[Task instructions] Using the entries that follow, state how many lines contain the word "Commercial". The response is that number and nothing more.

━━━ Exercise material ━━━

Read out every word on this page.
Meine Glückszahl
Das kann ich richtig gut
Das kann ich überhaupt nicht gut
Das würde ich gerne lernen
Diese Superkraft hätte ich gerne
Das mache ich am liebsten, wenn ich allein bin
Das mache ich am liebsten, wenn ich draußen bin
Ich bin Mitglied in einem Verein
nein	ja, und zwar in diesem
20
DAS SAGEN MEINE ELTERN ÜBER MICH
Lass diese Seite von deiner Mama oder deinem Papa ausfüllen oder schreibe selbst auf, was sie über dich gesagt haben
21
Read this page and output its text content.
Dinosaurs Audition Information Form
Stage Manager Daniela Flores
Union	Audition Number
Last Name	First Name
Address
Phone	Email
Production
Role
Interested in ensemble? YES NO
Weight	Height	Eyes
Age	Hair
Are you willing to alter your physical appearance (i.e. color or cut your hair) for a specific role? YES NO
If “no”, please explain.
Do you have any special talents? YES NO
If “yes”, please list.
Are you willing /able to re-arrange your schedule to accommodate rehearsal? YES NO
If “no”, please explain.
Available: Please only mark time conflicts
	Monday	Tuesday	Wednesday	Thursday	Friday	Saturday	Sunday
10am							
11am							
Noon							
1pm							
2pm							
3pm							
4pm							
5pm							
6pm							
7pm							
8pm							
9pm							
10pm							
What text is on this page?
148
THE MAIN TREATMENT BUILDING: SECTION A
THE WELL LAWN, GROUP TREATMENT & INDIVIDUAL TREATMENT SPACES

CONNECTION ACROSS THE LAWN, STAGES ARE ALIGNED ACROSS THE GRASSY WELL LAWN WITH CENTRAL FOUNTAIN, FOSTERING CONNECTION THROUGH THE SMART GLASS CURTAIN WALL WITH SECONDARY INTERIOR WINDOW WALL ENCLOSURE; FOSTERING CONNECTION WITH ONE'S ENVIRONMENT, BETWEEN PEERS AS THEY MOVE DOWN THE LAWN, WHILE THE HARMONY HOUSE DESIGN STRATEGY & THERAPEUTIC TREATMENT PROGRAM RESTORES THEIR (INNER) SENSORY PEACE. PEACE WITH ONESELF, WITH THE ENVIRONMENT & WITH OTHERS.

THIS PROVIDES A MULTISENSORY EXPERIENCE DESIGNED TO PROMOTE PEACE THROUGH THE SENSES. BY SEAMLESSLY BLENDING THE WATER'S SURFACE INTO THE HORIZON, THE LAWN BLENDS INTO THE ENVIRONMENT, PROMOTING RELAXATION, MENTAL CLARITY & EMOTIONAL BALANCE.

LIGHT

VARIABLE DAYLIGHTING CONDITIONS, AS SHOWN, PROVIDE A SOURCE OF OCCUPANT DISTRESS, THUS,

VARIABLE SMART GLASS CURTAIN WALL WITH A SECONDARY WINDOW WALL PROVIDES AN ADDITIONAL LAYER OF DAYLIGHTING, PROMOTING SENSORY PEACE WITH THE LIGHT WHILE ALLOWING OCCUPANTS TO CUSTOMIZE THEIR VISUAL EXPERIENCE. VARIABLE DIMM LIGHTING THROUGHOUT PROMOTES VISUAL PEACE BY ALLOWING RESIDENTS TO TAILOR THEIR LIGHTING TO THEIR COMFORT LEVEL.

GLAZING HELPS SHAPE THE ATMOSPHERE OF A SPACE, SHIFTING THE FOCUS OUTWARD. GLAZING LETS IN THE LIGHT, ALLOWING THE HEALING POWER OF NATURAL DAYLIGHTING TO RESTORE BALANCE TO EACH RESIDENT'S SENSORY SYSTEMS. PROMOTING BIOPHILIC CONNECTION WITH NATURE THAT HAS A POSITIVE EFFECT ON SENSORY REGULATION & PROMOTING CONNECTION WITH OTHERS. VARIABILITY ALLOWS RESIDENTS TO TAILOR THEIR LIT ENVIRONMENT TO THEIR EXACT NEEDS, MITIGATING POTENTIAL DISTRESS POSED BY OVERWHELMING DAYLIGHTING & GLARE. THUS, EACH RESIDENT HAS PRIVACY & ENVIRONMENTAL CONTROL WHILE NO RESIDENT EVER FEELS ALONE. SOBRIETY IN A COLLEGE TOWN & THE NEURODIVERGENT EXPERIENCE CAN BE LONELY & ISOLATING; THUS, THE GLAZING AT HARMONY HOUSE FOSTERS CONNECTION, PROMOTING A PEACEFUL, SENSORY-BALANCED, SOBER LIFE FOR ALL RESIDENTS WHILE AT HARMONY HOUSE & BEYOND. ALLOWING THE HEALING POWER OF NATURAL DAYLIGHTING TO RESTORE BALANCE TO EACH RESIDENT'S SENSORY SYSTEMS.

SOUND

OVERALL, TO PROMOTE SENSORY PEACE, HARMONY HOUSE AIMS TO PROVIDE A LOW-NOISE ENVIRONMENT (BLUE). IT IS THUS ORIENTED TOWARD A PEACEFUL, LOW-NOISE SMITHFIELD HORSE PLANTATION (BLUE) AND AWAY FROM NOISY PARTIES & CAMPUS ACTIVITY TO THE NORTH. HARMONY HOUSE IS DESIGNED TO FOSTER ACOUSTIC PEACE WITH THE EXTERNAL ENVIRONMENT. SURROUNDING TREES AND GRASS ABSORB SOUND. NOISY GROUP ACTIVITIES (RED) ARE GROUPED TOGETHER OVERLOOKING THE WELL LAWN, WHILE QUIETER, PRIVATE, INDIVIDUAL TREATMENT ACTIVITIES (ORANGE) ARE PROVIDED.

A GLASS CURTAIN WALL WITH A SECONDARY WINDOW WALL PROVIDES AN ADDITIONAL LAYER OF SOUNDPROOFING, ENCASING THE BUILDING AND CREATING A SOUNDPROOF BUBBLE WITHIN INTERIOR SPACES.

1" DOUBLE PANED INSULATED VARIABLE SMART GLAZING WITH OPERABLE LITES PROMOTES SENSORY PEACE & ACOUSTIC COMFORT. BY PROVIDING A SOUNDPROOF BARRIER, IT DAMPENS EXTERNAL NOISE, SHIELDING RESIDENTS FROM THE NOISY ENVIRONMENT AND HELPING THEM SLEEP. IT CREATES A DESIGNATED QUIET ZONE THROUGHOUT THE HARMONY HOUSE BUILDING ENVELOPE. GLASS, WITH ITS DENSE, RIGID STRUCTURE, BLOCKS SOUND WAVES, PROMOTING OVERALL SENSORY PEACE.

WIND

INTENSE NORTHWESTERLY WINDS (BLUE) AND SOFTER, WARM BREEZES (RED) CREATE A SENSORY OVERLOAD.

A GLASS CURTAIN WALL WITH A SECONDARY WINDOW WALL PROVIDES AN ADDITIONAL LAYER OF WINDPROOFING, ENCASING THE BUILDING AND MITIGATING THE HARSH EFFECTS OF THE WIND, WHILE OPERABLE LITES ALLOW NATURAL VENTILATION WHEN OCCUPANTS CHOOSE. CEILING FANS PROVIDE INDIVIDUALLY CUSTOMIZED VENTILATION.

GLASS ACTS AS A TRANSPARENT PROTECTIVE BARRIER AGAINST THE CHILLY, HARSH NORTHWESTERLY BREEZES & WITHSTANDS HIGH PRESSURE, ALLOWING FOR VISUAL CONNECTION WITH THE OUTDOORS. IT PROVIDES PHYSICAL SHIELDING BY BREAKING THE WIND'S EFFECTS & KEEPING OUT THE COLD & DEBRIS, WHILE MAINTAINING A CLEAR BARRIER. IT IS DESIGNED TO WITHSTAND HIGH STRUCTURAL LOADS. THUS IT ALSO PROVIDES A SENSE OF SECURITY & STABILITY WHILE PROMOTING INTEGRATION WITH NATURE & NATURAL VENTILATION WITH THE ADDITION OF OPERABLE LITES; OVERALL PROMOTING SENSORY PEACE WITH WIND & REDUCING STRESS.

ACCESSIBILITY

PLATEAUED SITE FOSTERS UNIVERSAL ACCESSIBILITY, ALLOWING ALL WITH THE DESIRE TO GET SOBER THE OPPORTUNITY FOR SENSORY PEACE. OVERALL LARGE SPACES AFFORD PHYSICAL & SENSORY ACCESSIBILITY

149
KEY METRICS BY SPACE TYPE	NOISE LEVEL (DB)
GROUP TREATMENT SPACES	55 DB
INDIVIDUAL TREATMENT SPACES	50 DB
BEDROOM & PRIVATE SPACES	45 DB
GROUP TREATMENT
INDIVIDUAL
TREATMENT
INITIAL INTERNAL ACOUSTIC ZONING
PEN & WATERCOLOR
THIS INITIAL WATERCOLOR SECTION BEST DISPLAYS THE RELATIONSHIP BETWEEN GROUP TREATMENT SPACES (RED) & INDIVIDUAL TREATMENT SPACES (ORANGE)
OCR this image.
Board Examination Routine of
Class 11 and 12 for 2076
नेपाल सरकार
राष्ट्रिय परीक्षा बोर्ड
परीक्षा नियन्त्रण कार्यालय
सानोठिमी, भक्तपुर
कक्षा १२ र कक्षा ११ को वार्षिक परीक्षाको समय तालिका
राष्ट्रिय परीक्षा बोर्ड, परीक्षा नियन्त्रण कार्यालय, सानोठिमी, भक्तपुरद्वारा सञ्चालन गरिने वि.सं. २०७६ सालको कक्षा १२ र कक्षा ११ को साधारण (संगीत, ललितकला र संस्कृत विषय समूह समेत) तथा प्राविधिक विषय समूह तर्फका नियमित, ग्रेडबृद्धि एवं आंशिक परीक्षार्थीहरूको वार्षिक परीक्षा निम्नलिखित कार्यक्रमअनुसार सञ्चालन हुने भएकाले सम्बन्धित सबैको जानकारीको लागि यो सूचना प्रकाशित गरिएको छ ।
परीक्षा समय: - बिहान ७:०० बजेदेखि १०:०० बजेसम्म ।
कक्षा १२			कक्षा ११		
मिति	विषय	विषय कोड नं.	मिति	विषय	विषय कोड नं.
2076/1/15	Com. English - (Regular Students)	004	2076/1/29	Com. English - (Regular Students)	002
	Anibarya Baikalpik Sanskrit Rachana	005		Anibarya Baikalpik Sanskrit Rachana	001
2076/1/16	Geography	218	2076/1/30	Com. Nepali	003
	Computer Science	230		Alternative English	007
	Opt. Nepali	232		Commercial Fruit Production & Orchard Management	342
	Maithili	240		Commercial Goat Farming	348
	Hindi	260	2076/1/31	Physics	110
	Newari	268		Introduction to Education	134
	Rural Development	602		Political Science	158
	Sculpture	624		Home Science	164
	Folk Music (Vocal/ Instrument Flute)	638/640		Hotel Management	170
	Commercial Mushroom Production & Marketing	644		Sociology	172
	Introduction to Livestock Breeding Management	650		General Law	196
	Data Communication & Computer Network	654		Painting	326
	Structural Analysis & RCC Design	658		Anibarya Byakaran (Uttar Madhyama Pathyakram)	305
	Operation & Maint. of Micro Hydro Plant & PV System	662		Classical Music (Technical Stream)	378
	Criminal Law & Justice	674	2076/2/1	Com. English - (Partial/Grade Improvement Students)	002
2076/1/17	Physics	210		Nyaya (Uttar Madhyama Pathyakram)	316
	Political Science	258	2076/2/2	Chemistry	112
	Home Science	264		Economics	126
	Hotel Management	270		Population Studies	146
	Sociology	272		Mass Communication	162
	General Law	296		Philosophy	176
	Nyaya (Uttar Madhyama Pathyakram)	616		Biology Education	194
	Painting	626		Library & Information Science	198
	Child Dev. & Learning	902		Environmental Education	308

━━━

[Answer in full] 3